## START INPUT ROWS

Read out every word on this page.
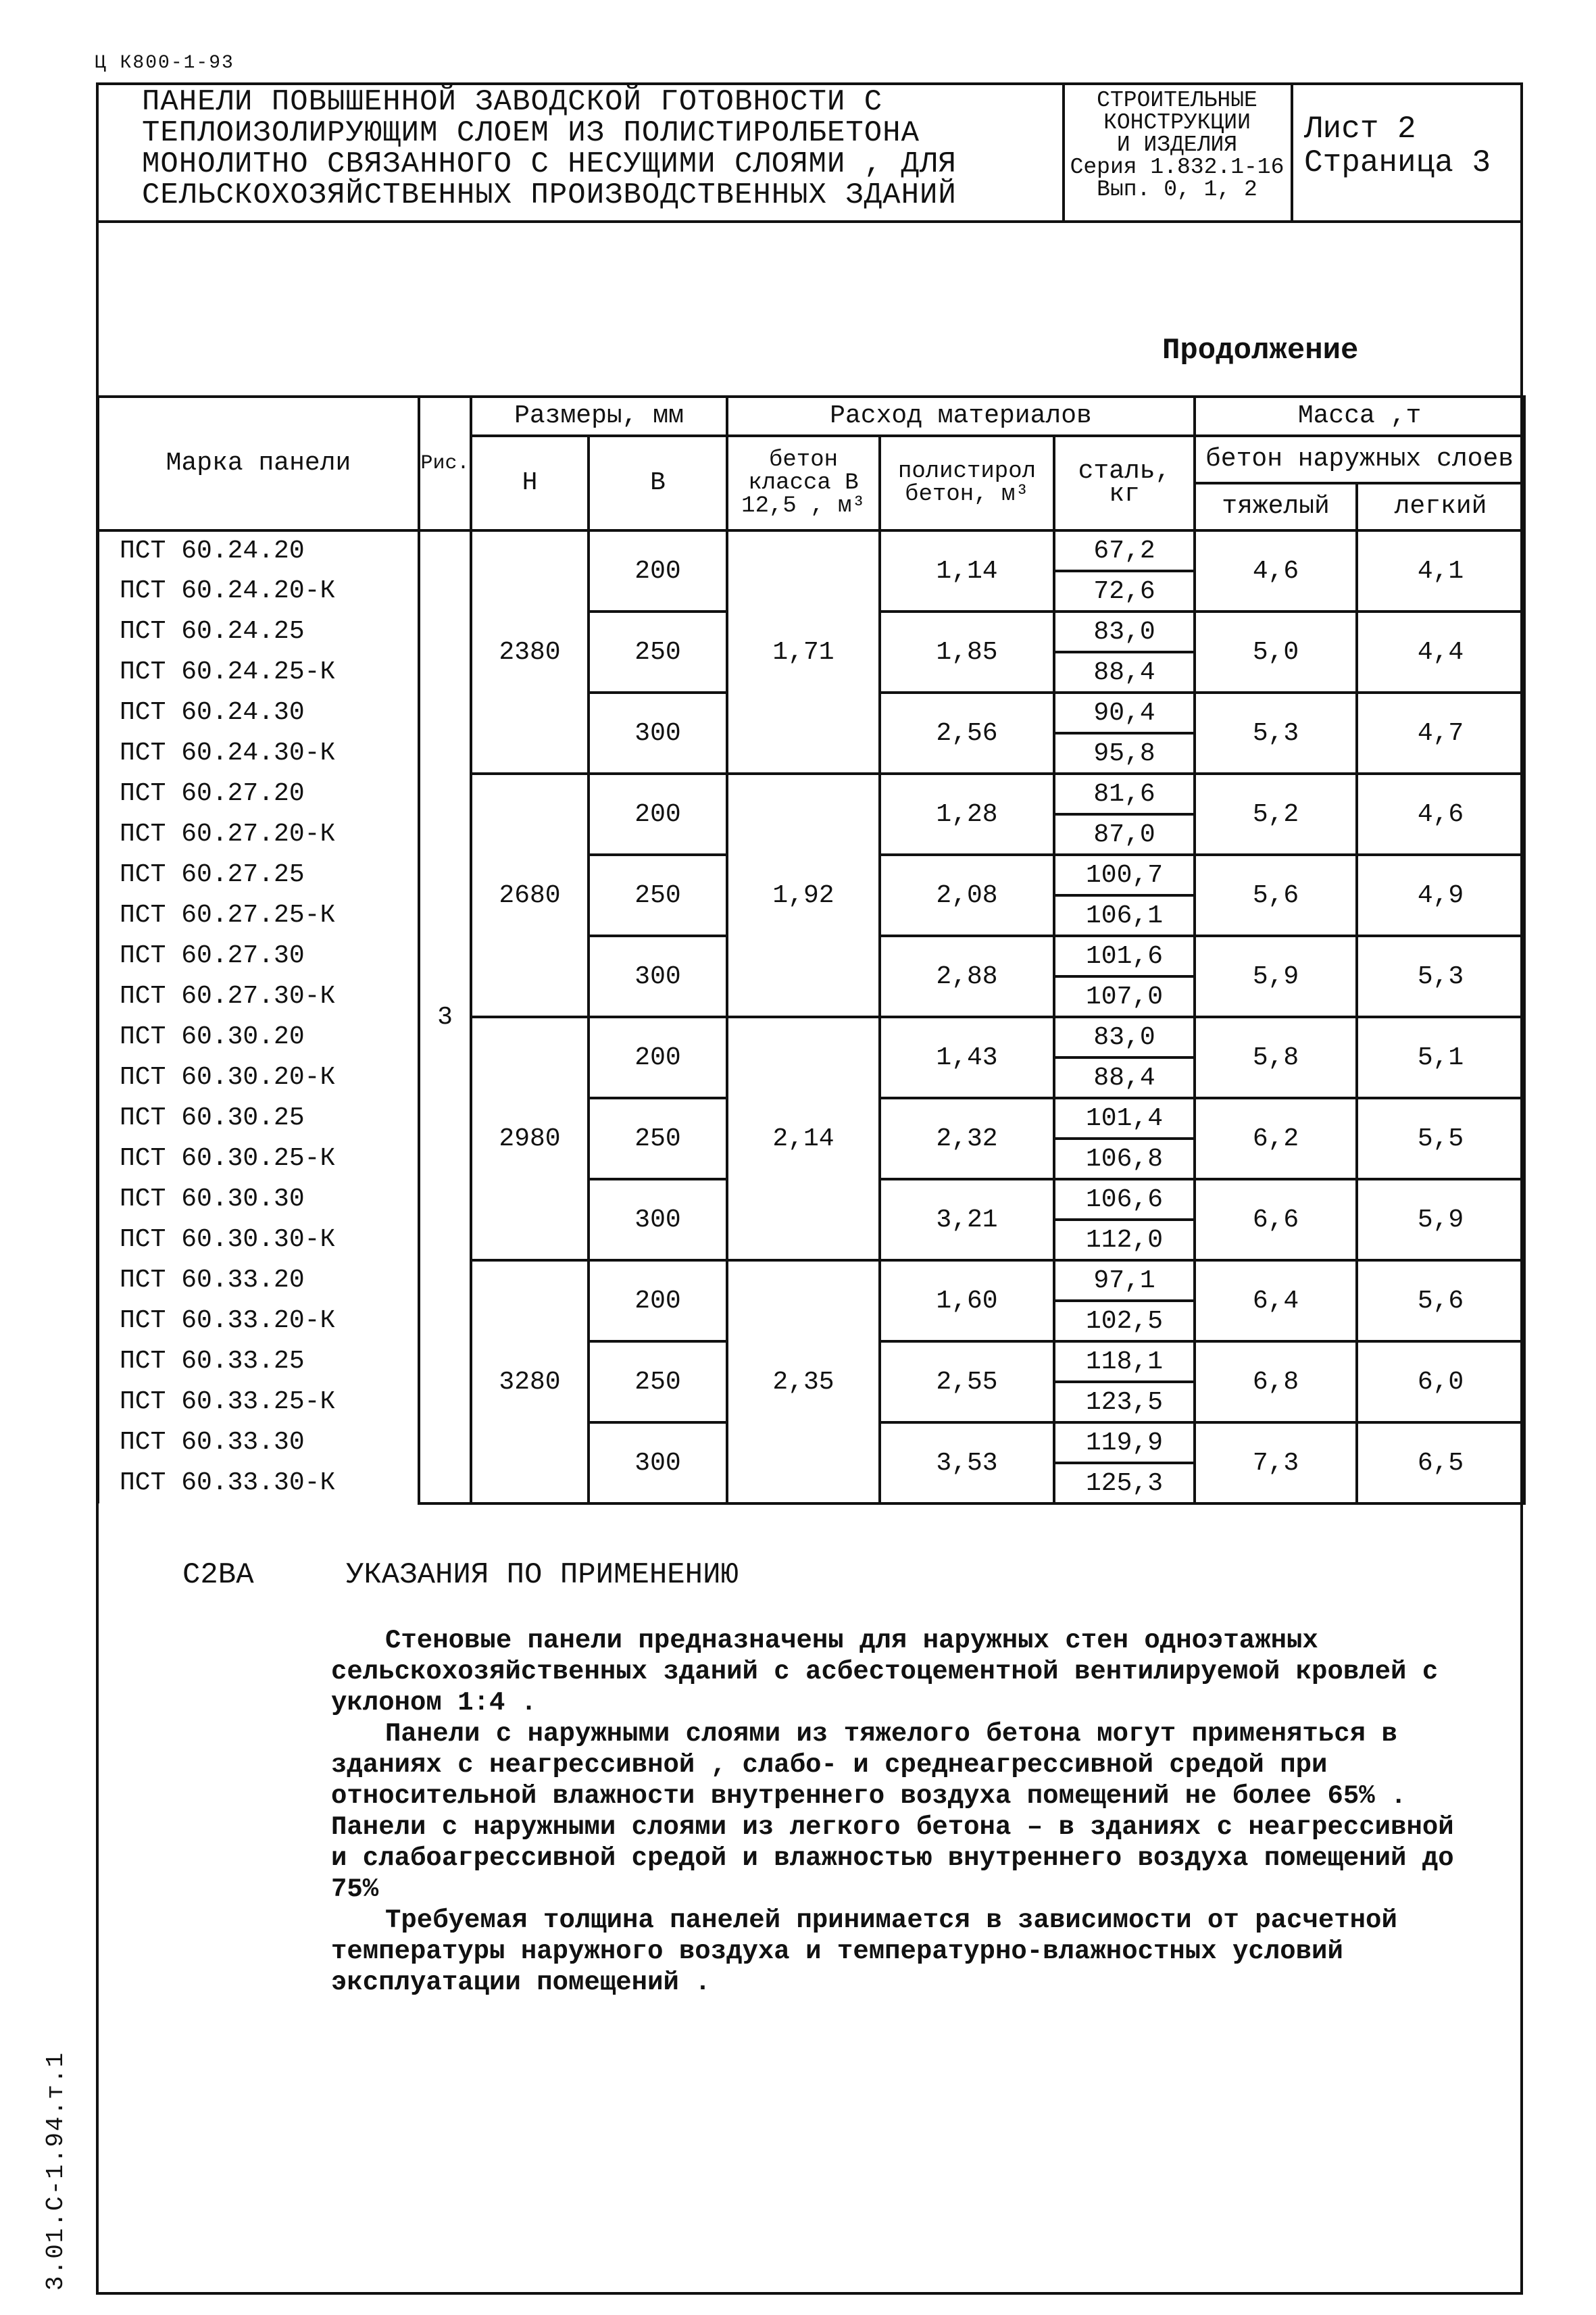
Ц К800-1-93
3.01.С-1.94.т.1
ПАНЕЛИ ПОВЫШЕННОЙ ЗАВОДСКОЙ ГОТОВНОСТИ С
ТЕПЛОИЗОЛИРУЮЩИМ СЛОЕМ ИЗ ПОЛИСТИРОЛБЕТОНА
МОНОЛИТНО СВЯЗАННОГО С НЕСУЩИМИ СЛОЯМИ , ДЛЯ
СЕЛЬСКОХОЗЯЙСТВЕННЫХ ПРОИЗВОДСТВЕННЫХ ЗДАНИЙ
СТРОИТЕЛЬНЫЕ
КОНСТРУКЦИИ
И ИЗДЕЛИЯ
Серия 1.832.1-16
Вып. 0, 1, 2
Лист 2
Страница 3
Продолжение
Марка панели	Рис.	Размеры, мм		Расход материалов			Масса ,т	
		Н	В	бетон класса В 12,5 , м³	полистирол бетон, м³	сталь, кг	бетон наружных слоев	
							тяжелый	легкий
ПСТ 60.24.20	3	2380	200	1,71	1,14	67,2	4,6	4,1
ПСТ 60.24.20-К						72,6		
ПСТ 60.24.25			250		1,85	83,0	5,0	4,4
ПСТ 60.24.25-К						88,4		
ПСТ 60.24.30			300		2,56	90,4	5,3	4,7
ПСТ 60.24.30-К						95,8		
ПСТ 60.27.20		2680	200	1,92	1,28	81,6	5,2	4,6
ПСТ 60.27.20-К						87,0		
ПСТ 60.27.25			250		2,08	100,7	5,6	4,9
ПСТ 60.27.25-К						106,1		
ПСТ 60.27.30			300		2,88	101,6	5,9	5,3
ПСТ 60.27.30-К						107,0		
ПСТ 60.30.20		2980	200	2,14	1,43	83,0	5,8	5,1
ПСТ 60.30.20-К						88,4		
ПСТ 60.30.25			250		2,32	101,4	6,2	5,5
ПСТ 60.30.25-К						106,8		
ПСТ 60.30.30			300		3,21	106,6	6,6	5,9
ПСТ 60.30.30-К						112,0		
ПСТ 60.33.20		3280	200	2,35	1,60	97,1	6,4	5,6
ПСТ 60.33.20-К						102,5		
ПСТ 60.33.25			250		2,55	118,1	6,8	6,0
ПСТ 60.33.25-К						123,5		
ПСТ 60.33.30			300		3,53	119,9	7,3	6,5
ПСТ 60.33.30-К						125,3		
С2ВА	УКАЗАНИЯ ПО ПРИМЕНЕНИЮ

Стеновые панели предназначены для наружных стен одноэтажных сельскохозяйственных зданий с асбестоцементной вентилируемой кровлей с уклоном 1:4 .

Панели с наружными слоями из тяжелого бетона могут применяться в зданиях с неагрессивной , слабо- и среднеагрессивной средой при относительной влажности внутреннего воздуха помещений не более 65% . Панели с наружными слоями из легкого бетона – в зданиях с неагрессивной и слабоагрессивной средой и влажностью внутреннего воздуха помещений до 75%

Требуемая толщина панелей принимается в зависимости от расчетной температуры наружного воздуха и температурно-влажностных условий эксплуатации помещений .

## END INPUT ROWS

Return a copy of every line that includes the word "помещений".

Панели с наружными слоями из тяжелого бетона могут применяться в зданиях с неагрессивной , слабо- и среднеагрессивной средой при относительной влажности внутреннего воздуха помещений не более 65% . Панели с наружными слоями из легкого бетона – в зданиях с неагрессивной и слабоагрессивной средой и влажностью внутреннего воздуха помещений до 75%
Требуемая толщина панелей принимается в зависимости от расчетной температуры наружного воздуха и температурно-влажностных условий эксплуатации помещений .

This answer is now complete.